Start DATA LINES

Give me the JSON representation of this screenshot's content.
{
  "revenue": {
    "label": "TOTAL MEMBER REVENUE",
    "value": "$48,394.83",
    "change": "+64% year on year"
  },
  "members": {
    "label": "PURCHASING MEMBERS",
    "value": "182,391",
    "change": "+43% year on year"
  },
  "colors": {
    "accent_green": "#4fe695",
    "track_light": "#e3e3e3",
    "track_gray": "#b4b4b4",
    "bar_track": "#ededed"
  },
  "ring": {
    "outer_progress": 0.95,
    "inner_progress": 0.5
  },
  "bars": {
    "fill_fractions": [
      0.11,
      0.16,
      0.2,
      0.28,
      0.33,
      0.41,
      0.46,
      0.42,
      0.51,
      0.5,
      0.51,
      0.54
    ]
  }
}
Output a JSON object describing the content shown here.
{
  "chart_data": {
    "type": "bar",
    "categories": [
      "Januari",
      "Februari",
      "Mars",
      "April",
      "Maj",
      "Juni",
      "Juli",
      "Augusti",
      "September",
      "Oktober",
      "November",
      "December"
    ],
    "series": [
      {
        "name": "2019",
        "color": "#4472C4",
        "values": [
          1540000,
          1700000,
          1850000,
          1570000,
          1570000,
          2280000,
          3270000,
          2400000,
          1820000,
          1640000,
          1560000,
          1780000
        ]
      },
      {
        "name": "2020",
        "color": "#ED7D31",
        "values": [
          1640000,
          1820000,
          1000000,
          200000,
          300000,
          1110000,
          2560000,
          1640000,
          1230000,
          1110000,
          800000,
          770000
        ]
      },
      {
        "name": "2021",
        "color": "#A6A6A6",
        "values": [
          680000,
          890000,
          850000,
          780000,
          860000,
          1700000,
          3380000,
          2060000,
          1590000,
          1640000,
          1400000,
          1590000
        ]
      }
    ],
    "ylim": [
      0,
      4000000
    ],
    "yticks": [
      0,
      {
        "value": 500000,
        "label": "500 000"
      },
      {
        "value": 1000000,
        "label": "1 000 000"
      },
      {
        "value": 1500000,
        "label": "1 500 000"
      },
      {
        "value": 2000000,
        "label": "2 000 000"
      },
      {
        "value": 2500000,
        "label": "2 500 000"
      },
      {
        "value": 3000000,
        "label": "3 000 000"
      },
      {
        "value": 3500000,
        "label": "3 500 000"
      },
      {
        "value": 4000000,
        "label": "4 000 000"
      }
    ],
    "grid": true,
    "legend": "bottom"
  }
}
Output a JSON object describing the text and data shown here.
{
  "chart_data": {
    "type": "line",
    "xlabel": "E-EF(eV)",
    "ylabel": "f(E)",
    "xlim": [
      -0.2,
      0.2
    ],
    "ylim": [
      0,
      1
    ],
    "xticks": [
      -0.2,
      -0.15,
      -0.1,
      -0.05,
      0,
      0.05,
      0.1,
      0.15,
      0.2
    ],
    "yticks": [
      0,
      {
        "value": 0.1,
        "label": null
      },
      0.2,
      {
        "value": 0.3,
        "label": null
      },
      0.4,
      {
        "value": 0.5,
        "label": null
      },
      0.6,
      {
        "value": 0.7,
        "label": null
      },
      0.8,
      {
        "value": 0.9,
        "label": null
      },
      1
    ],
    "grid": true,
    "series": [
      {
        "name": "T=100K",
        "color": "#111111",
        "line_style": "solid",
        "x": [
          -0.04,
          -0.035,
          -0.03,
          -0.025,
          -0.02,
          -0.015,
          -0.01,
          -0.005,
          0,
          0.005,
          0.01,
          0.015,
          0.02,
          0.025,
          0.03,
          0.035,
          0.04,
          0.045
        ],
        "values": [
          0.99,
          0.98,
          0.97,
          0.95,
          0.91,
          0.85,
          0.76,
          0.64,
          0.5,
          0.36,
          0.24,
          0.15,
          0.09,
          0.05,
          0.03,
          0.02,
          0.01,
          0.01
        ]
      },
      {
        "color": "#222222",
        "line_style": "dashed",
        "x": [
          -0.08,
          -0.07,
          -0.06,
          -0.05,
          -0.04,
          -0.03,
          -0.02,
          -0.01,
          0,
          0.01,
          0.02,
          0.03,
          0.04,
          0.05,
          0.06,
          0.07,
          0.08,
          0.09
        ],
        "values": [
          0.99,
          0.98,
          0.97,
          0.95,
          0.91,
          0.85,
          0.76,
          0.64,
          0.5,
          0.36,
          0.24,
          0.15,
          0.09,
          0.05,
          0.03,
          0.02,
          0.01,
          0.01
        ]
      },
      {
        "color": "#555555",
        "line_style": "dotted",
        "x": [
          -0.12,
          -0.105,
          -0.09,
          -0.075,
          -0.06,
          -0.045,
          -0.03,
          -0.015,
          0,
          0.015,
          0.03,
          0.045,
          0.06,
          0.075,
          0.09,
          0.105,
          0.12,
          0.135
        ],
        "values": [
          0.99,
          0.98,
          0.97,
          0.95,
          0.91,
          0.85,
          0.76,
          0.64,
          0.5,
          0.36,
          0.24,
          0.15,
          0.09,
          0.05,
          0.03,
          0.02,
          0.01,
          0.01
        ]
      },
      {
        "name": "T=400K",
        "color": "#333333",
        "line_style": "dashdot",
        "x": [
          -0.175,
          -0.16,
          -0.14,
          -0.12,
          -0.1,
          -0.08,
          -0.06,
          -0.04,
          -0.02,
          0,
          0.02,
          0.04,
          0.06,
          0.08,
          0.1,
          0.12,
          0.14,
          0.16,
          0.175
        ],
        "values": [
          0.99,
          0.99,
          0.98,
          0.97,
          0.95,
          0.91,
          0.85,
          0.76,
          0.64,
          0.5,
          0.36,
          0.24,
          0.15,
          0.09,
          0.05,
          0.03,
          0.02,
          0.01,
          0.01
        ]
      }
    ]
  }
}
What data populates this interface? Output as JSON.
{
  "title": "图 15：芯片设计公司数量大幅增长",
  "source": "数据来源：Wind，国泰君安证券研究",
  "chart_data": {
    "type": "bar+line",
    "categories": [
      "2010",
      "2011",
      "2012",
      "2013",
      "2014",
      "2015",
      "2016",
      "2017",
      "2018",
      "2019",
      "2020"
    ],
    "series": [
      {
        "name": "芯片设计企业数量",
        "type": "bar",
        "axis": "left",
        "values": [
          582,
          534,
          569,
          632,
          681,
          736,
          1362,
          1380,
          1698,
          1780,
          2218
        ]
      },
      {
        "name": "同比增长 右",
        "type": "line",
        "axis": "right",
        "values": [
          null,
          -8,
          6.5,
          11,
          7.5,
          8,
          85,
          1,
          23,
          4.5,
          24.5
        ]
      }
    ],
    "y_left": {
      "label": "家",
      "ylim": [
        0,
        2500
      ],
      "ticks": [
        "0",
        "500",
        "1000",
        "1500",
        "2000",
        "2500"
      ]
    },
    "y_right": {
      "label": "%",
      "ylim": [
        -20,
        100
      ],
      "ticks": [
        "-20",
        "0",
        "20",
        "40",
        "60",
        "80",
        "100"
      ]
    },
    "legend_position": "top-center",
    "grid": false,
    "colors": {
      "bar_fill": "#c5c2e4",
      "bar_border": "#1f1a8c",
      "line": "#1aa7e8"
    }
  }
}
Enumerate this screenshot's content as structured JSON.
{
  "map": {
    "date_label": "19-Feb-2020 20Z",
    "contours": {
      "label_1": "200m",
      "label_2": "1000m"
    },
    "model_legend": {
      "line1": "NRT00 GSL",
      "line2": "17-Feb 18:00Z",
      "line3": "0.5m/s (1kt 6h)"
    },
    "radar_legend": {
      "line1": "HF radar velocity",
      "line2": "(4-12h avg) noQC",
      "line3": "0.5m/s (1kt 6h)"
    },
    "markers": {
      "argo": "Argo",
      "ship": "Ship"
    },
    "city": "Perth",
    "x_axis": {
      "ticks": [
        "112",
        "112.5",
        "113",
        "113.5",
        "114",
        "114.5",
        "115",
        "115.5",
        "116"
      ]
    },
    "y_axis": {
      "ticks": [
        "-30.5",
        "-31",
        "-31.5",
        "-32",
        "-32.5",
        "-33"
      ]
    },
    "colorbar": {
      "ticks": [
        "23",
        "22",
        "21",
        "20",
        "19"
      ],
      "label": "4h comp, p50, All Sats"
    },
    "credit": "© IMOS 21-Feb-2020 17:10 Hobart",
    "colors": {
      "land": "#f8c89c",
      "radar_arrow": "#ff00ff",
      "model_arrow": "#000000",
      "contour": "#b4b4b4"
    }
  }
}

End DATA LINES

[TASK OBJECTIVE]:
Search the listing for the string "Output". Copy each line where it turns up.

[RESULT OF THIS TASK]:
Output a JSON object describing the content shown here.
Output a JSON object describing the text and data shown here.
What data populates this interface? Output as JSON.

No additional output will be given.